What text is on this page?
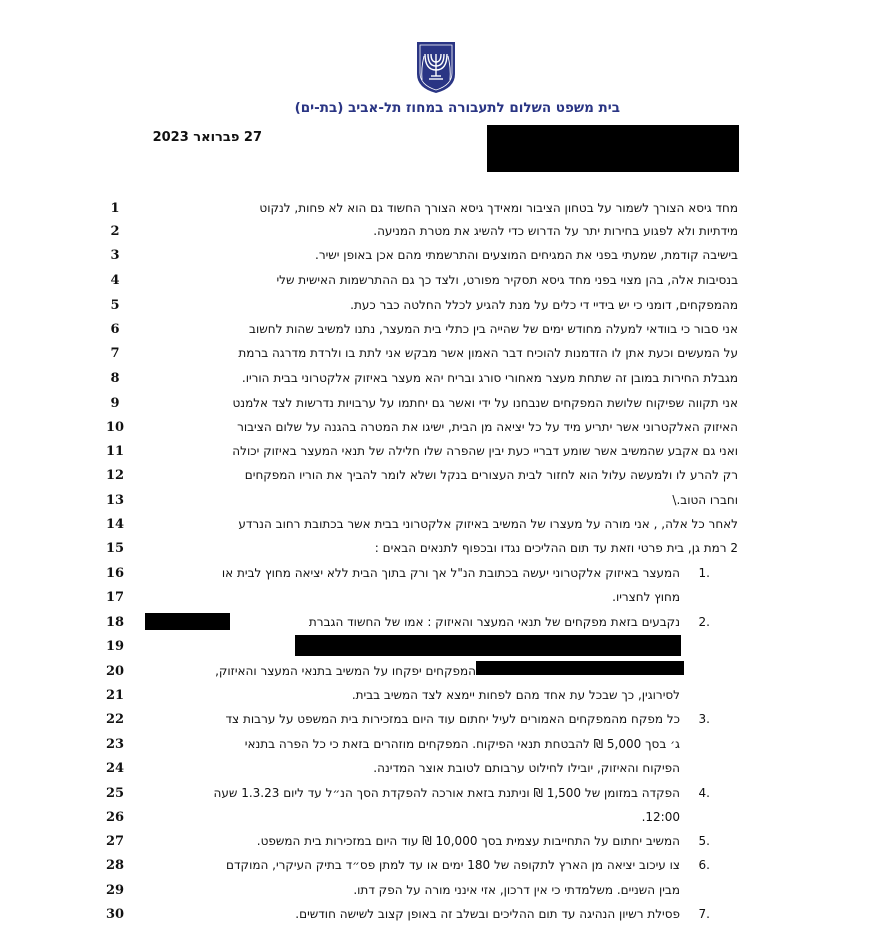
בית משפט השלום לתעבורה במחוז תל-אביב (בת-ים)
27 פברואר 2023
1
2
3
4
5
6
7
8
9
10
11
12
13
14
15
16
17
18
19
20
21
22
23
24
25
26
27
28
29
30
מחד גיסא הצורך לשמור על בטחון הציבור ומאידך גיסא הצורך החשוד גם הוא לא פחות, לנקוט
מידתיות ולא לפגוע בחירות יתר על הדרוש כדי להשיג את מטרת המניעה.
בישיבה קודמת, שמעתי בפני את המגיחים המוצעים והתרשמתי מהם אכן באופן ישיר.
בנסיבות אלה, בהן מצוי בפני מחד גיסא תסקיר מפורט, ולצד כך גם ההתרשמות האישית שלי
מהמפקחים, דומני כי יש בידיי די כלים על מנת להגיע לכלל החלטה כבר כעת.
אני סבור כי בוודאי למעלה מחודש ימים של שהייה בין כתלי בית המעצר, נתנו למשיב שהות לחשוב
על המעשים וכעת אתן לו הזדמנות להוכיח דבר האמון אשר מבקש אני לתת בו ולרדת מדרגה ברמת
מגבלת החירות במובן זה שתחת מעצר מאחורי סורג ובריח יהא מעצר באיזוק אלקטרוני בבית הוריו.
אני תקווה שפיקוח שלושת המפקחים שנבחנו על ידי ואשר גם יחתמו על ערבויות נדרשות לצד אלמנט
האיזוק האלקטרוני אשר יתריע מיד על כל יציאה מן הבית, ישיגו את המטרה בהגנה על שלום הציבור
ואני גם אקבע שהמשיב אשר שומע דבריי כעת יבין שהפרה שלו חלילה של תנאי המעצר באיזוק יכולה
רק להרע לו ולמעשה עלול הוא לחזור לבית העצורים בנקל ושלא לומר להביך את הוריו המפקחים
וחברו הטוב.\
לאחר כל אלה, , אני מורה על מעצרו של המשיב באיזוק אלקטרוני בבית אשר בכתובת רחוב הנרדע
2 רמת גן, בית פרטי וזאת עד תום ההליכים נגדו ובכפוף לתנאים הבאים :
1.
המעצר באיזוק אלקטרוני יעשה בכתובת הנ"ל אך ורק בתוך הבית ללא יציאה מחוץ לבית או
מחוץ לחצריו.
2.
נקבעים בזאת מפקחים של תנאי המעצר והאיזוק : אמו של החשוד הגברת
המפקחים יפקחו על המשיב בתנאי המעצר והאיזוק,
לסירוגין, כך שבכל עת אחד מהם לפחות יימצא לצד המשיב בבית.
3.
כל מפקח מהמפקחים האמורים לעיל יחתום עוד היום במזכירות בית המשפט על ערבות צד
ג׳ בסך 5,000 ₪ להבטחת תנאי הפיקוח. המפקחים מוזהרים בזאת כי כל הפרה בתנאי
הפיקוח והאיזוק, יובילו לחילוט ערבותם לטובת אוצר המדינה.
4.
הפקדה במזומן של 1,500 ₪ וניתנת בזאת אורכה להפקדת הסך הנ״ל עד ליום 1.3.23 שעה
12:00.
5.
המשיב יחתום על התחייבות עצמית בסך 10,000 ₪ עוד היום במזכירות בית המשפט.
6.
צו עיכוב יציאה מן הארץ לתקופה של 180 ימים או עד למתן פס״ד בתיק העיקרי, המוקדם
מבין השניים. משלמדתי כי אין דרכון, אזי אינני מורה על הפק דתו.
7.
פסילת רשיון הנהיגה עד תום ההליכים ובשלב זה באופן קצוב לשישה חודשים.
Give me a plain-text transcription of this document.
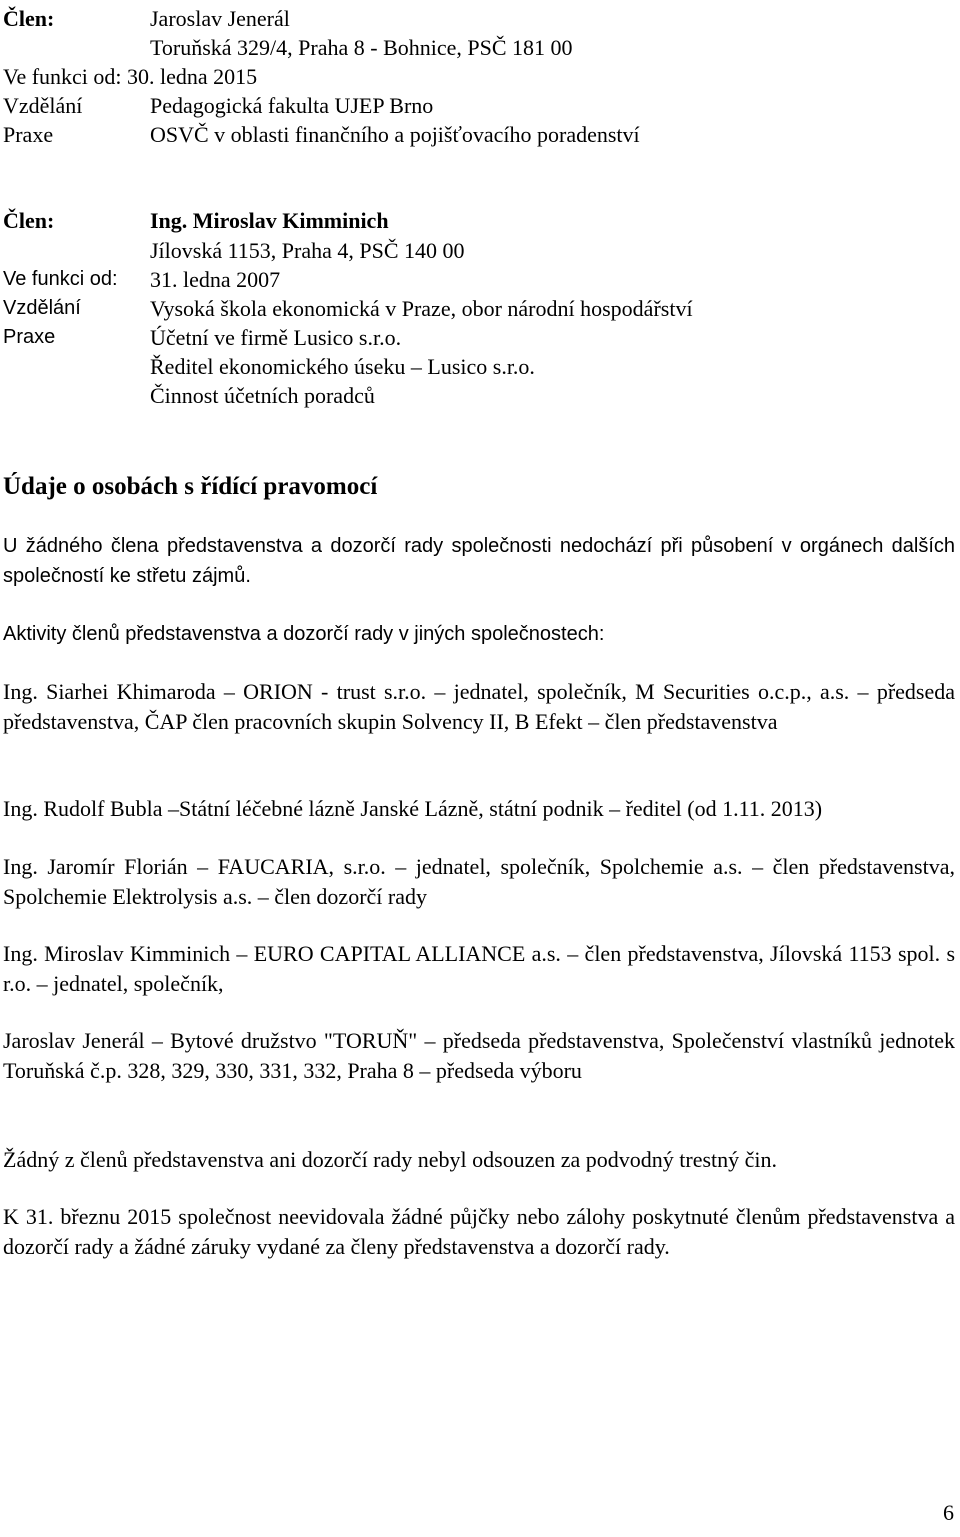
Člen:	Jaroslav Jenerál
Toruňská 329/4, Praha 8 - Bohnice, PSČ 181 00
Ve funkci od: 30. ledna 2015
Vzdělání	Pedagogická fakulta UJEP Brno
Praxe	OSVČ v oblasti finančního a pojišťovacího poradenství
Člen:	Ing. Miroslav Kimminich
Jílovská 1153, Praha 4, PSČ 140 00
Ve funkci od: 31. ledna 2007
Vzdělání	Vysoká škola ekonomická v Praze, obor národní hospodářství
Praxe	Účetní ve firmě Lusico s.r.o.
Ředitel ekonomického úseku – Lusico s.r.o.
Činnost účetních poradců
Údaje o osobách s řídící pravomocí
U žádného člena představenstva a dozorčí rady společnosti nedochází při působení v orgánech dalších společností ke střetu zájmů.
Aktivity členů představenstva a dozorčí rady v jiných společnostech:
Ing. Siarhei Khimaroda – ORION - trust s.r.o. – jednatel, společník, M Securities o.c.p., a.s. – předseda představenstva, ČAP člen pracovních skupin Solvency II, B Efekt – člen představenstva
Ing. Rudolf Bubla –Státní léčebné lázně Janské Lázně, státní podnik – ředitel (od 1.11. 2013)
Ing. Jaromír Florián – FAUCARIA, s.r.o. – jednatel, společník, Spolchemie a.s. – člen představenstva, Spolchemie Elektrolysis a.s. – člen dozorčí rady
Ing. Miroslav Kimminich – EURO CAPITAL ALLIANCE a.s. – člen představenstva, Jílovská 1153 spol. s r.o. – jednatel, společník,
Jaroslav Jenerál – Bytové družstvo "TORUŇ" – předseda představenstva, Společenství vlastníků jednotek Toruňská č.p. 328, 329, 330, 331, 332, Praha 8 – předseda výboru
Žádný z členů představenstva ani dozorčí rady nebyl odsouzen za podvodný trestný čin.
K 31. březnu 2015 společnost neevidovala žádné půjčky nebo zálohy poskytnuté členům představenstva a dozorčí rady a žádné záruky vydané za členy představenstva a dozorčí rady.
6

The task
Copy the material above in full and exactly, skipping pictures.

Result for this exercise
What text is on this page?
בית משפט השלום לתעבורה במחוז תל-אביב (בת-ים)
27 פברואר 2023
1
2
3
4
5
6
7
8
9
10
11
12
13
14
15
16
17
18
19
20
21
22
23
24
25
26
27
28
29
30
מחד גיסא הצורך לשמור על בטחון הציבור ומאידך גיסא הצורך החשוד גם הוא לא פחות, לנקוט
מידתיות ולא לפגוע בחירות יתר על הדרוש כדי להשיג את מטרת המניעה.
בישיבה קודמת, שמעתי בפני את המגיחים המוצעים והתרשמתי מהם אכן באופן ישיר.
בנסיבות אלה, בהן מצוי בפני מחד גיסא תסקיר מפורט, ולצד כך גם ההתרשמות האישית שלי
מהמפקחים, דומני כי יש בידיי די כלים על מנת להגיע לכלל החלטה כבר כעת.
אני סבור כי בוודאי למעלה מחודש ימים של שהייה בין כתלי בית המעצר, נתנו למשיב שהות לחשוב
על המעשים וכעת אתן לו הזדמנות להוכיח דבר האמון אשר מבקש אני לתת בו ולרדת מדרגה ברמת
מגבלת החירות במובן זה שתחת מעצר מאחורי סורג ובריח יהא מעצר באיזוק אלקטרוני בבית הוריו.
אני תקווה שפיקוח שלושת המפקחים שנבחנו על ידי ואשר גם יחתמו על ערבויות נדרשות לצד אלמנט
האיזוק האלקטרוני אשר יתריע מיד על כל יציאה מן הבית, ישיגו את המטרה בהגנה על שלום הציבור
ואני גם אקבע שהמשיב אשר שומע דבריי כעת יבין שהפרה שלו חלילה של תנאי המעצר באיזוק יכולה
רק להרע לו ולמעשה עלול הוא לחזור לבית העצורים בנקל ושלא לומר להביך את הוריו המפקחים
וחברו הטוב.\
לאחר כל אלה, , אני מורה על מעצרו של המשיב באיזוק אלקטרוני בבית אשר בכתובת רחוב הנרדע
2 רמת גן, בית פרטי וזאת עד תום ההליכים נגדו ובכפוף לתנאים הבאים :
1.
המעצר באיזוק אלקטרוני יעשה בכתובת הנ"ל אך ורק בתוך הבית ללא יציאה מחוץ לבית או
מחוץ לחצריו.
2.
נקבעים בזאת מפקחים של תנאי המעצר והאיזוק : אמו של החשוד הגברת
המפקחים יפקחו על המשיב בתנאי המעצר והאיזוק,
לסירוגין, כך שבכל עת אחד מהם לפחות יימצא לצד המשיב בבית.
3.
כל מפקח מהמפקחים האמורים לעיל יחתום עוד היום במזכירות בית המשפט על ערבות צד
ג׳ בסך 5,000 ₪ להבטחת תנאי הפיקוח. המפקחים מוזהרים בזאת כי כל הפרה בתנאי
הפיקוח והאיזוק, יובילו לחילוט ערבותם לטובת אוצר המדינה.
4.
הפקדה במזומן של 1,500 ₪ וניתנת בזאת אורכה להפקדת הסך הנ״ל עד ליום 1.3.23 שעה
12:00.
5.
המשיב יחתום על התחייבות עצמית בסך 10,000 ₪ עוד היום במזכירות בית המשפט.
6.
צו עיכוב יציאה מן הארץ לתקופה של 180 ימים או עד למתן פס״ד בתיק העיקרי, המוקדם
מבין השניים. משלמדתי כי אין דרכון, אזי אינני מורה על הפק דתו.
7.
פסילת רשיון הנהיגה עד תום ההליכים ובשלב זה באופן קצוב לשישה חודשים.
Give me a plain-text transcription of this document.
Člen:	Jaroslav Jenerál
Toruňská 329/4, Praha 8 - Bohnice, PSČ 181 00
Ve funkci od: 30. ledna 2015
Vzdělání	Pedagogická fakulta UJEP Brno
Praxe	OSVČ v oblasti finančního a pojišťovacího poradenství
Člen:	Ing. Miroslav Kimminich
Jílovská 1153, Praha 4, PSČ 140 00
Ve funkci od: 31. ledna 2007
Vzdělání	Vysoká škola ekonomická v Praze, obor národní hospodářství
Praxe	Účetní ve firmě Lusico s.r.o.
Ředitel ekonomického úseku – Lusico s.r.o.
Činnost účetních poradců
Údaje o osobách s řídící pravomocí
U žádného člena představenstva a dozorčí rady společnosti nedochází při působení v orgánech dalších společností ke střetu zájmů.
Aktivity členů představenstva a dozorčí rady v jiných společnostech:
Ing. Siarhei Khimaroda – ORION - trust s.r.o. – jednatel, společník, M Securities o.c.p., a.s. – předseda představenstva, ČAP člen pracovních skupin Solvency II, B Efekt – člen představenstva
Ing. Rudolf Bubla –Státní léčebné lázně Janské Lázně, státní podnik – ředitel (od 1.11. 2013)
Ing. Jaromír Florián – FAUCARIA, s.r.o. – jednatel, společník, Spolchemie a.s. – člen představenstva, Spolchemie Elektrolysis a.s. – člen dozorčí rady
Ing. Miroslav Kimminich – EURO CAPITAL ALLIANCE a.s. – člen představenstva, Jílovská 1153 spol. s r.o. – jednatel, společník,
Jaroslav Jenerál – Bytové družstvo "TORUŇ" – předseda představenstva, Společenství vlastníků jednotek Toruňská č.p. 328, 329, 330, 331, 332, Praha 8 – předseda výboru
Žádný z členů představenstva ani dozorčí rady nebyl odsouzen za podvodný trestný čin.
K 31. březnu 2015 společnost neevidovala žádné půjčky nebo zálohy poskytnuté členům představenstva a dozorčí rady a žádné záruky vydané za členy představenstva a dozorčí rady.
6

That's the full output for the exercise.